## Exercise prompt
Repeat every line of the data exactly, but not the pictures.

## Data provided
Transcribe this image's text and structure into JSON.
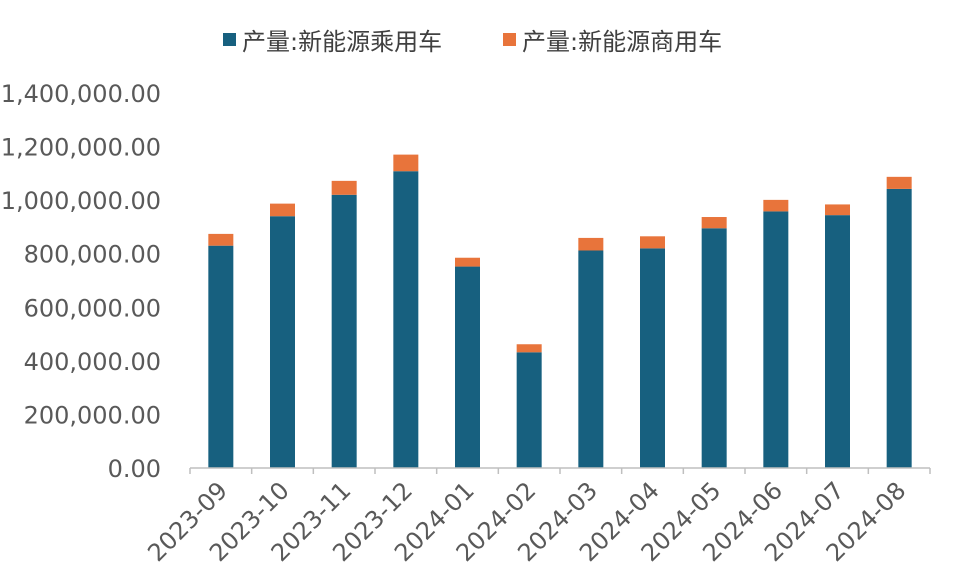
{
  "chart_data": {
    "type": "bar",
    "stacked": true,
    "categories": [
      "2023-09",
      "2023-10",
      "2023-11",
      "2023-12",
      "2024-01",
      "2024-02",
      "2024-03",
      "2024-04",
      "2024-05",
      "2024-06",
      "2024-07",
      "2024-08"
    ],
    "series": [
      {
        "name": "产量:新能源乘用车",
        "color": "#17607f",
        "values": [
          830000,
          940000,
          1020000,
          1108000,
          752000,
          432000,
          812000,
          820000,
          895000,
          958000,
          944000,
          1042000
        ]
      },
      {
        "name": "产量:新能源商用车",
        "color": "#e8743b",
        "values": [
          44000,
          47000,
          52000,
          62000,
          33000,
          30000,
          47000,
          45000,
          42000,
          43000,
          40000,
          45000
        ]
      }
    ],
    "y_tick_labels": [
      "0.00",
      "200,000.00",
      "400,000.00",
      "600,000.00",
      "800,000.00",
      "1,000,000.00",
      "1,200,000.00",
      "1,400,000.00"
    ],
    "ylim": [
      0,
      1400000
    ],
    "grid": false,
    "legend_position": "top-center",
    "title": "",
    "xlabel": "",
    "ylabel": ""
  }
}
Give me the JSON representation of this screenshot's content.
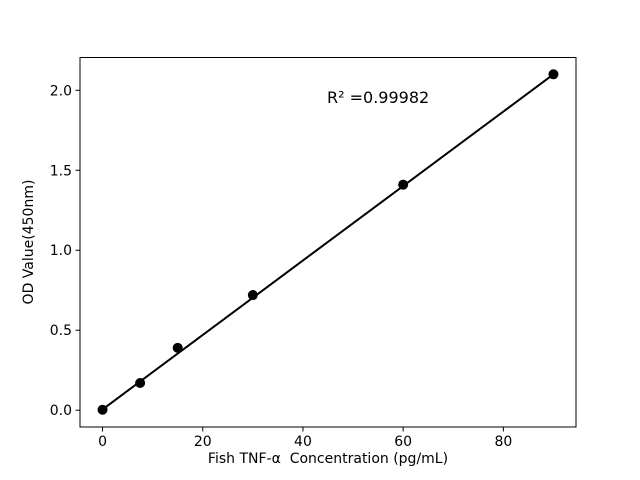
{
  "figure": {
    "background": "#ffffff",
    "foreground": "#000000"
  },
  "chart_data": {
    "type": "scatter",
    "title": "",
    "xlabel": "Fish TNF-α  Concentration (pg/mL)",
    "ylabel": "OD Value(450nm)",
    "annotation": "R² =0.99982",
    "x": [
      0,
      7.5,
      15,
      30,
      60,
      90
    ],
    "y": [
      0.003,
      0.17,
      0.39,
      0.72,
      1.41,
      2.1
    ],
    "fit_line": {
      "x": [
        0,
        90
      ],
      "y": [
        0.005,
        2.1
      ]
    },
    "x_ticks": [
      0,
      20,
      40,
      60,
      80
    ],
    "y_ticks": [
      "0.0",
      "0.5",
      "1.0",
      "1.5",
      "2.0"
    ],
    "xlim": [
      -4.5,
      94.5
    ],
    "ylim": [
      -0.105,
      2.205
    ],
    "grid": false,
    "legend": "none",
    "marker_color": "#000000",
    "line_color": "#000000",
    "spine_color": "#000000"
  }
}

## Output of the exercise
Transcribe this image's text and structure into JSON.
{
  "chart_data": {
    "type": "bar",
    "stacked": true,
    "categories": [
      "2023-09",
      "2023-10",
      "2023-11",
      "2023-12",
      "2024-01",
      "2024-02",
      "2024-03",
      "2024-04",
      "2024-05",
      "2024-06",
      "2024-07",
      "2024-08"
    ],
    "series": [
      {
        "name": "产量:新能源乘用车",
        "color": "#17607f",
        "values": [
          830000,
          940000,
          1020000,
          1108000,
          752000,
          432000,
          812000,
          820000,
          895000,
          958000,
          944000,
          1042000
        ]
      },
      {
        "name": "产量:新能源商用车",
        "color": "#e8743b",
        "values": [
          44000,
          47000,
          52000,
          62000,
          33000,
          30000,
          47000,
          45000,
          42000,
          43000,
          40000,
          45000
        ]
      }
    ],
    "y_tick_labels": [
      "0.00",
      "200,000.00",
      "400,000.00",
      "600,000.00",
      "800,000.00",
      "1,000,000.00",
      "1,200,000.00",
      "1,400,000.00"
    ],
    "ylim": [
      0,
      1400000
    ],
    "grid": false,
    "legend_position": "top-center",
    "title": "",
    "xlabel": "",
    "ylabel": ""
  }
}
Give me the JSON representation of this screenshot's content.
{
  "figure": {
    "background": "#ffffff",
    "foreground": "#000000"
  },
  "chart_data": {
    "type": "scatter",
    "title": "",
    "xlabel": "Fish TNF-α  Concentration (pg/mL)",
    "ylabel": "OD Value(450nm)",
    "annotation": "R² =0.99982",
    "x": [
      0,
      7.5,
      15,
      30,
      60,
      90
    ],
    "y": [
      0.003,
      0.17,
      0.39,
      0.72,
      1.41,
      2.1
    ],
    "fit_line": {
      "x": [
        0,
        90
      ],
      "y": [
        0.005,
        2.1
      ]
    },
    "x_ticks": [
      0,
      20,
      40,
      60,
      80
    ],
    "y_ticks": [
      "0.0",
      "0.5",
      "1.0",
      "1.5",
      "2.0"
    ],
    "xlim": [
      -4.5,
      94.5
    ],
    "ylim": [
      -0.105,
      2.205
    ],
    "grid": false,
    "legend": "none",
    "marker_color": "#000000",
    "line_color": "#000000",
    "spine_color": "#000000"
  }
}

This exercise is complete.